Stored entries:

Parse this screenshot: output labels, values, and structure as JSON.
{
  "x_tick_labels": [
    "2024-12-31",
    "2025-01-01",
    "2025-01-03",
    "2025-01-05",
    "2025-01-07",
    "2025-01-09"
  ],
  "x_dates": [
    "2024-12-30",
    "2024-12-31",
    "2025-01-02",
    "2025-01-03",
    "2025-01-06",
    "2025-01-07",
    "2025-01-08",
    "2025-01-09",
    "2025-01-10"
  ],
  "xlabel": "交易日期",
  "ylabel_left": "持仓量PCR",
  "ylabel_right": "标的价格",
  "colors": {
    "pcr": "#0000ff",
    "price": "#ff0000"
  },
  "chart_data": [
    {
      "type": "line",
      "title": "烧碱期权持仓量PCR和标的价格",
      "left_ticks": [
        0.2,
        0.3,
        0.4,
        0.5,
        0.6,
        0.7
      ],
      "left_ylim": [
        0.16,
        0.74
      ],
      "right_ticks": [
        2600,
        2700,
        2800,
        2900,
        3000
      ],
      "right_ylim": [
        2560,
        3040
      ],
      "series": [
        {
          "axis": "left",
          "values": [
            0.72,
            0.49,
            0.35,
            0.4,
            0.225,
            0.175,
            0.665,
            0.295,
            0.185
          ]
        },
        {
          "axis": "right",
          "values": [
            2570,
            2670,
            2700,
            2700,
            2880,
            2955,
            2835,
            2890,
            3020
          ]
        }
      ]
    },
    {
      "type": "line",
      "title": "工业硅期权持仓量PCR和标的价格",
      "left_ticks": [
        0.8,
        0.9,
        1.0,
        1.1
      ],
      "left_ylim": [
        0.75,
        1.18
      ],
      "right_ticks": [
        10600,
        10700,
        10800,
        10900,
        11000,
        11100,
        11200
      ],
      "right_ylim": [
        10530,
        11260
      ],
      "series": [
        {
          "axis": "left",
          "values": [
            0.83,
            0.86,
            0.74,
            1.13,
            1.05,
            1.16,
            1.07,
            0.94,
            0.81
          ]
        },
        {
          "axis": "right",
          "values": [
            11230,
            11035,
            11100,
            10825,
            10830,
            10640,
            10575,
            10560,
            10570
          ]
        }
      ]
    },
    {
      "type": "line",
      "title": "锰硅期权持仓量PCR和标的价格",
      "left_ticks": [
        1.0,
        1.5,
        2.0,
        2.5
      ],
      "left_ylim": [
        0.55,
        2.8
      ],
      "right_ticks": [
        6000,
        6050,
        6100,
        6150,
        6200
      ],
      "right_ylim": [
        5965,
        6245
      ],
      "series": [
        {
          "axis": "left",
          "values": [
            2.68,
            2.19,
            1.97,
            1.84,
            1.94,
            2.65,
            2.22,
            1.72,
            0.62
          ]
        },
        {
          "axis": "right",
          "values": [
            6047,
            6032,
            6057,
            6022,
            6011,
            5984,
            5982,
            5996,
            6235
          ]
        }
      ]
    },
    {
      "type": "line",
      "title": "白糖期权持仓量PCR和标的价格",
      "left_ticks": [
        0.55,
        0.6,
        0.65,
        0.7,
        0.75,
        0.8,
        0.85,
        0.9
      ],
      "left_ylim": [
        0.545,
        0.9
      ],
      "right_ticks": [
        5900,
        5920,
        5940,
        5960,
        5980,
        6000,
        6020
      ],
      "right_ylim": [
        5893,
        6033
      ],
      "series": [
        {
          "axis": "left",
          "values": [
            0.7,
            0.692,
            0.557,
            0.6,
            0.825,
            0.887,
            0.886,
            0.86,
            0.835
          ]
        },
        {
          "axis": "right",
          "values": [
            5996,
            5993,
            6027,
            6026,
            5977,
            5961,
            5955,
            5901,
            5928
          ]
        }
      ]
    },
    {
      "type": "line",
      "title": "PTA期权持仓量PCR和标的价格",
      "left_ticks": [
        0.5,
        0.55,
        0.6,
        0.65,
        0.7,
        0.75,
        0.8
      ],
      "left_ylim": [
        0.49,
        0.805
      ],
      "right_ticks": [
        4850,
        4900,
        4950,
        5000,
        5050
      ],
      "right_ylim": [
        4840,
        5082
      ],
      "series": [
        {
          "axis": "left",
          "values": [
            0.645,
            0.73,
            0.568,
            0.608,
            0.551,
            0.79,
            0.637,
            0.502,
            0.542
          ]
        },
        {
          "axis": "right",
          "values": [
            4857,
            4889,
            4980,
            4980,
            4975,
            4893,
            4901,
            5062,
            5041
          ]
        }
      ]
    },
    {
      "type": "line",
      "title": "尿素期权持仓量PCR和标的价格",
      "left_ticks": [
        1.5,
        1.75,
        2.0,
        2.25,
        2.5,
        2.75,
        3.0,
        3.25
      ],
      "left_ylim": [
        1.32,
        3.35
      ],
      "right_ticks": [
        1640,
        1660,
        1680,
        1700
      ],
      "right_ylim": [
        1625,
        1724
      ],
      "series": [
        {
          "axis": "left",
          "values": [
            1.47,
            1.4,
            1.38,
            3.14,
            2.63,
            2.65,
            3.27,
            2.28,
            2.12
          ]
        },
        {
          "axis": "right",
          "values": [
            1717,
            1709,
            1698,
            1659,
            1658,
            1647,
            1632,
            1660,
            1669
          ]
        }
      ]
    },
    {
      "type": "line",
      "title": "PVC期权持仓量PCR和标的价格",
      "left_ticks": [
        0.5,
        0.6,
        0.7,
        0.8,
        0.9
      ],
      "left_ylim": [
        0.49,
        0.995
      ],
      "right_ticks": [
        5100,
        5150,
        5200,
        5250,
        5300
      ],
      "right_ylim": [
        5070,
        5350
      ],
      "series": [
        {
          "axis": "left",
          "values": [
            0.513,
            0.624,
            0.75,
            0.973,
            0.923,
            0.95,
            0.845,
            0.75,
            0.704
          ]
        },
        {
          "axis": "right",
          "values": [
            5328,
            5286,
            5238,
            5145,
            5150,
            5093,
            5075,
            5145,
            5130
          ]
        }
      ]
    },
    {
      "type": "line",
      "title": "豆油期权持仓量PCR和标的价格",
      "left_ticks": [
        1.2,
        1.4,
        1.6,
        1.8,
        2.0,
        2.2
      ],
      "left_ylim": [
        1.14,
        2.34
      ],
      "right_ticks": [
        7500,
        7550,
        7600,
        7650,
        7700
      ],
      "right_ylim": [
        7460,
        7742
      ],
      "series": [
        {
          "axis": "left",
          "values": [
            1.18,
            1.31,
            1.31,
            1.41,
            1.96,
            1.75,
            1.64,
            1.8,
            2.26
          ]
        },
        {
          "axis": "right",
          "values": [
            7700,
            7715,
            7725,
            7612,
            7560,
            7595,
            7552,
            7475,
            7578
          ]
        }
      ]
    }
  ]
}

Exercise brief
Using the data above, print every record exactly as shown.

Solution to this problem
Parse this screenshot: output labels, values, and structure as JSON.
{
  "x_tick_labels": [
    "2024-12-31",
    "2025-01-01",
    "2025-01-03",
    "2025-01-05",
    "2025-01-07",
    "2025-01-09"
  ],
  "x_dates": [
    "2024-12-30",
    "2024-12-31",
    "2025-01-02",
    "2025-01-03",
    "2025-01-06",
    "2025-01-07",
    "2025-01-08",
    "2025-01-09",
    "2025-01-10"
  ],
  "xlabel": "交易日期",
  "ylabel_left": "持仓量PCR",
  "ylabel_right": "标的价格",
  "colors": {
    "pcr": "#0000ff",
    "price": "#ff0000"
  },
  "chart_data": [
    {
      "type": "line",
      "title": "烧碱期权持仓量PCR和标的价格",
      "left_ticks": [
        0.2,
        0.3,
        0.4,
        0.5,
        0.6,
        0.7
      ],
      "left_ylim": [
        0.16,
        0.74
      ],
      "right_ticks": [
        2600,
        2700,
        2800,
        2900,
        3000
      ],
      "right_ylim": [
        2560,
        3040
      ],
      "series": [
        {
          "axis": "left",
          "values": [
            0.72,
            0.49,
            0.35,
            0.4,
            0.225,
            0.175,
            0.665,
            0.295,
            0.185
          ]
        },
        {
          "axis": "right",
          "values": [
            2570,
            2670,
            2700,
            2700,
            2880,
            2955,
            2835,
            2890,
            3020
          ]
        }
      ]
    },
    {
      "type": "line",
      "title": "工业硅期权持仓量PCR和标的价格",
      "left_ticks": [
        0.8,
        0.9,
        1.0,
        1.1
      ],
      "left_ylim": [
        0.75,
        1.18
      ],
      "right_ticks": [
        10600,
        10700,
        10800,
        10900,
        11000,
        11100,
        11200
      ],
      "right_ylim": [
        10530,
        11260
      ],
      "series": [
        {
          "axis": "left",
          "values": [
            0.83,
            0.86,
            0.74,
            1.13,
            1.05,
            1.16,
            1.07,
            0.94,
            0.81
          ]
        },
        {
          "axis": "right",
          "values": [
            11230,
            11035,
            11100,
            10825,
            10830,
            10640,
            10575,
            10560,
            10570
          ]
        }
      ]
    },
    {
      "type": "line",
      "title": "锰硅期权持仓量PCR和标的价格",
      "left_ticks": [
        1.0,
        1.5,
        2.0,
        2.5
      ],
      "left_ylim": [
        0.55,
        2.8
      ],
      "right_ticks": [
        6000,
        6050,
        6100,
        6150,
        6200
      ],
      "right_ylim": [
        5965,
        6245
      ],
      "series": [
        {
          "axis": "left",
          "values": [
            2.68,
            2.19,
            1.97,
            1.84,
            1.94,
            2.65,
            2.22,
            1.72,
            0.62
          ]
        },
        {
          "axis": "right",
          "values": [
            6047,
            6032,
            6057,
            6022,
            6011,
            5984,
            5982,
            5996,
            6235
          ]
        }
      ]
    },
    {
      "type": "line",
      "title": "白糖期权持仓量PCR和标的价格",
      "left_ticks": [
        0.55,
        0.6,
        0.65,
        0.7,
        0.75,
        0.8,
        0.85,
        0.9
      ],
      "left_ylim": [
        0.545,
        0.9
      ],
      "right_ticks": [
        5900,
        5920,
        5940,
        5960,
        5980,
        6000,
        6020
      ],
      "right_ylim": [
        5893,
        6033
      ],
      "series": [
        {
          "axis": "left",
          "values": [
            0.7,
            0.692,
            0.557,
            0.6,
            0.825,
            0.887,
            0.886,
            0.86,
            0.835
          ]
        },
        {
          "axis": "right",
          "values": [
            5996,
            5993,
            6027,
            6026,
            5977,
            5961,
            5955,
            5901,
            5928
          ]
        }
      ]
    },
    {
      "type": "line",
      "title": "PTA期权持仓量PCR和标的价格",
      "left_ticks": [
        0.5,
        0.55,
        0.6,
        0.65,
        0.7,
        0.75,
        0.8
      ],
      "left_ylim": [
        0.49,
        0.805
      ],
      "right_ticks": [
        4850,
        4900,
        4950,
        5000,
        5050
      ],
      "right_ylim": [
        4840,
        5082
      ],
      "series": [
        {
          "axis": "left",
          "values": [
            0.645,
            0.73,
            0.568,
            0.608,
            0.551,
            0.79,
            0.637,
            0.502,
            0.542
          ]
        },
        {
          "axis": "right",
          "values": [
            4857,
            4889,
            4980,
            4980,
            4975,
            4893,
            4901,
            5062,
            5041
          ]
        }
      ]
    },
    {
      "type": "line",
      "title": "尿素期权持仓量PCR和标的价格",
      "left_ticks": [
        1.5,
        1.75,
        2.0,
        2.25,
        2.5,
        2.75,
        3.0,
        3.25
      ],
      "left_ylim": [
        1.32,
        3.35
      ],
      "right_ticks": [
        1640,
        1660,
        1680,
        1700
      ],
      "right_ylim": [
        1625,
        1724
      ],
      "series": [
        {
          "axis": "left",
          "values": [
            1.47,
            1.4,
            1.38,
            3.14,
            2.63,
            2.65,
            3.27,
            2.28,
            2.12
          ]
        },
        {
          "axis": "right",
          "values": [
            1717,
            1709,
            1698,
            1659,
            1658,
            1647,
            1632,
            1660,
            1669
          ]
        }
      ]
    },
    {
      "type": "line",
      "title": "PVC期权持仓量PCR和标的价格",
      "left_ticks": [
        0.5,
        0.6,
        0.7,
        0.8,
        0.9
      ],
      "left_ylim": [
        0.49,
        0.995
      ],
      "right_ticks": [
        5100,
        5150,
        5200,
        5250,
        5300
      ],
      "right_ylim": [
        5070,
        5350
      ],
      "series": [
        {
          "axis": "left",
          "values": [
            0.513,
            0.624,
            0.75,
            0.973,
            0.923,
            0.95,
            0.845,
            0.75,
            0.704
          ]
        },
        {
          "axis": "right",
          "values": [
            5328,
            5286,
            5238,
            5145,
            5150,
            5093,
            5075,
            5145,
            5130
          ]
        }
      ]
    },
    {
      "type": "line",
      "title": "豆油期权持仓量PCR和标的价格",
      "left_ticks": [
        1.2,
        1.4,
        1.6,
        1.8,
        2.0,
        2.2
      ],
      "left_ylim": [
        1.14,
        2.34
      ],
      "right_ticks": [
        7500,
        7550,
        7600,
        7650,
        7700
      ],
      "right_ylim": [
        7460,
        7742
      ],
      "series": [
        {
          "axis": "left",
          "values": [
            1.18,
            1.31,
            1.31,
            1.41,
            1.96,
            1.75,
            1.64,
            1.8,
            2.26
          ]
        },
        {
          "axis": "right",
          "values": [
            7700,
            7715,
            7725,
            7612,
            7560,
            7595,
            7552,
            7475,
            7578
          ]
        }
      ]
    }
  ]
}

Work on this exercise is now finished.